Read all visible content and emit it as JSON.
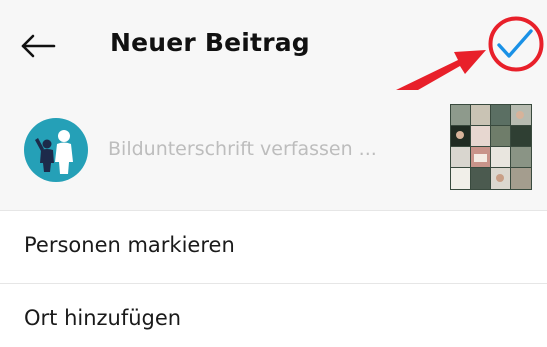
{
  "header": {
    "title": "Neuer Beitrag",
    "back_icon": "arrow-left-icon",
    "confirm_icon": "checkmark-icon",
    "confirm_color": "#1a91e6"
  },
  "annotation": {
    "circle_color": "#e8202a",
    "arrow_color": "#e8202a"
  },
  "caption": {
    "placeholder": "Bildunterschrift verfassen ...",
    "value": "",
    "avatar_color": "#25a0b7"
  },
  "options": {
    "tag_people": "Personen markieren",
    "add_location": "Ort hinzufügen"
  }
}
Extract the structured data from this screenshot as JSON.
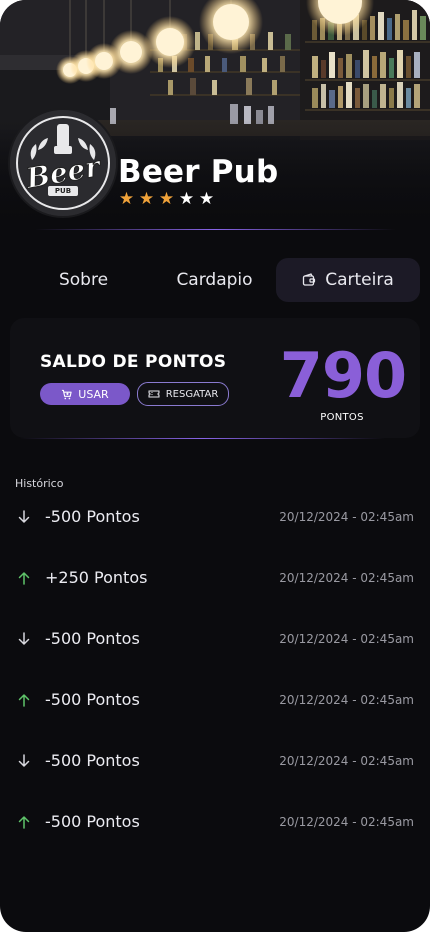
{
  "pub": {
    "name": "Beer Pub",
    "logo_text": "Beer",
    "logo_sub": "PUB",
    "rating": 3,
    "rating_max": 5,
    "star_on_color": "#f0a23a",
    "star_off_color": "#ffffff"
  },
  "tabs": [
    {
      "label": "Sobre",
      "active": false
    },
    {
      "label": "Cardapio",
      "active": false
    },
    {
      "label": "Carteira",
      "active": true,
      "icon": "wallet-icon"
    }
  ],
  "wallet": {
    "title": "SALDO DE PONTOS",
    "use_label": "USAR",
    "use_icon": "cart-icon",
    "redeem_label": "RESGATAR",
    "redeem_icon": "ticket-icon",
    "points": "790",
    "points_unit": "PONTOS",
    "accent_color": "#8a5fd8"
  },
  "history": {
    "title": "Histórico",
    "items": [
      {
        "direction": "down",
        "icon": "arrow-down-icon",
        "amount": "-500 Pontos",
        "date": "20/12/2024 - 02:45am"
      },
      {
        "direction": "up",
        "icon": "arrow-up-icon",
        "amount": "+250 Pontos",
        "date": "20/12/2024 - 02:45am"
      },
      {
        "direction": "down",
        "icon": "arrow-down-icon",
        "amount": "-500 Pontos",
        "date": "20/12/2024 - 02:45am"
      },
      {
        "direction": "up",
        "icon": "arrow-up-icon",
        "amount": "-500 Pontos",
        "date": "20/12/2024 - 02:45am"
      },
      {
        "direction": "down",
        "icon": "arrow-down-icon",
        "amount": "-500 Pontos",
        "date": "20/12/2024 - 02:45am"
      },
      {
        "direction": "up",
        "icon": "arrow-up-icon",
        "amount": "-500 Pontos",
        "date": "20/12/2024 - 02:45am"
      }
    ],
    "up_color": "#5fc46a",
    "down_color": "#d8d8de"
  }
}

▬▬▬▬▬▬

Work to be completed =>
Above are records with pictures; repeat the records exactly and leave the pictures out.

Exercise result =>
Read all visible content and emit it as JSON.
{
  "header": {
    "title": "Neuer Beitrag",
    "back_icon": "arrow-left-icon",
    "confirm_icon": "checkmark-icon",
    "confirm_color": "#1a91e6"
  },
  "annotation": {
    "circle_color": "#e8202a",
    "arrow_color": "#e8202a"
  },
  "caption": {
    "placeholder": "Bildunterschrift verfassen ...",
    "value": "",
    "avatar_color": "#25a0b7"
  },
  "options": {
    "tag_people": "Personen markieren",
    "add_location": "Ort hinzufügen"
  }
}
Extract the structured data from this screenshot as JSON.
{
  "pub": {
    "name": "Beer Pub",
    "logo_text": "Beer",
    "logo_sub": "PUB",
    "rating": 3,
    "rating_max": 5,
    "star_on_color": "#f0a23a",
    "star_off_color": "#ffffff"
  },
  "tabs": [
    {
      "label": "Sobre",
      "active": false
    },
    {
      "label": "Cardapio",
      "active": false
    },
    {
      "label": "Carteira",
      "active": true,
      "icon": "wallet-icon"
    }
  ],
  "wallet": {
    "title": "SALDO DE PONTOS",
    "use_label": "USAR",
    "use_icon": "cart-icon",
    "redeem_label": "RESGATAR",
    "redeem_icon": "ticket-icon",
    "points": "790",
    "points_unit": "PONTOS",
    "accent_color": "#8a5fd8"
  },
  "history": {
    "title": "Histórico",
    "items": [
      {
        "direction": "down",
        "icon": "arrow-down-icon",
        "amount": "-500 Pontos",
        "date": "20/12/2024 - 02:45am"
      },
      {
        "direction": "up",
        "icon": "arrow-up-icon",
        "amount": "+250 Pontos",
        "date": "20/12/2024 - 02:45am"
      },
      {
        "direction": "down",
        "icon": "arrow-down-icon",
        "amount": "-500 Pontos",
        "date": "20/12/2024 - 02:45am"
      },
      {
        "direction": "up",
        "icon": "arrow-up-icon",
        "amount": "-500 Pontos",
        "date": "20/12/2024 - 02:45am"
      },
      {
        "direction": "down",
        "icon": "arrow-down-icon",
        "amount": "-500 Pontos",
        "date": "20/12/2024 - 02:45am"
      },
      {
        "direction": "up",
        "icon": "arrow-up-icon",
        "amount": "-500 Pontos",
        "date": "20/12/2024 - 02:45am"
      }
    ],
    "up_color": "#5fc46a",
    "down_color": "#d8d8de"
  }
}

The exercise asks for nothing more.